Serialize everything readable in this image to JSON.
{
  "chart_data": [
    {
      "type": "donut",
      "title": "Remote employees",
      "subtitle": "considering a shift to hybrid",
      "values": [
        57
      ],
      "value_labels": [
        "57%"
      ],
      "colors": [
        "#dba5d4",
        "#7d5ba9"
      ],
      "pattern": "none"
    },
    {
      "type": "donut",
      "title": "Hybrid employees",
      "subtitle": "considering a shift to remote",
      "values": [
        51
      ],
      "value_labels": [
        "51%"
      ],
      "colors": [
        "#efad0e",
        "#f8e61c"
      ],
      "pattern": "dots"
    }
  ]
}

*Stated task*. Return every entry exactly as given.

*Exercise response*.
Serialize everything readable in this image to JSON.
{
  "chart_data": [
    {
      "type": "donut",
      "title": "Remote employees",
      "subtitle": "considering a shift to hybrid",
      "values": [
        57
      ],
      "value_labels": [
        "57%"
      ],
      "colors": [
        "#dba5d4",
        "#7d5ba9"
      ],
      "pattern": "none"
    },
    {
      "type": "donut",
      "title": "Hybrid employees",
      "subtitle": "considering a shift to remote",
      "values": [
        51
      ],
      "value_labels": [
        "51%"
      ],
      "colors": [
        "#efad0e",
        "#f8e61c"
      ],
      "pattern": "dots"
    }
  ]
}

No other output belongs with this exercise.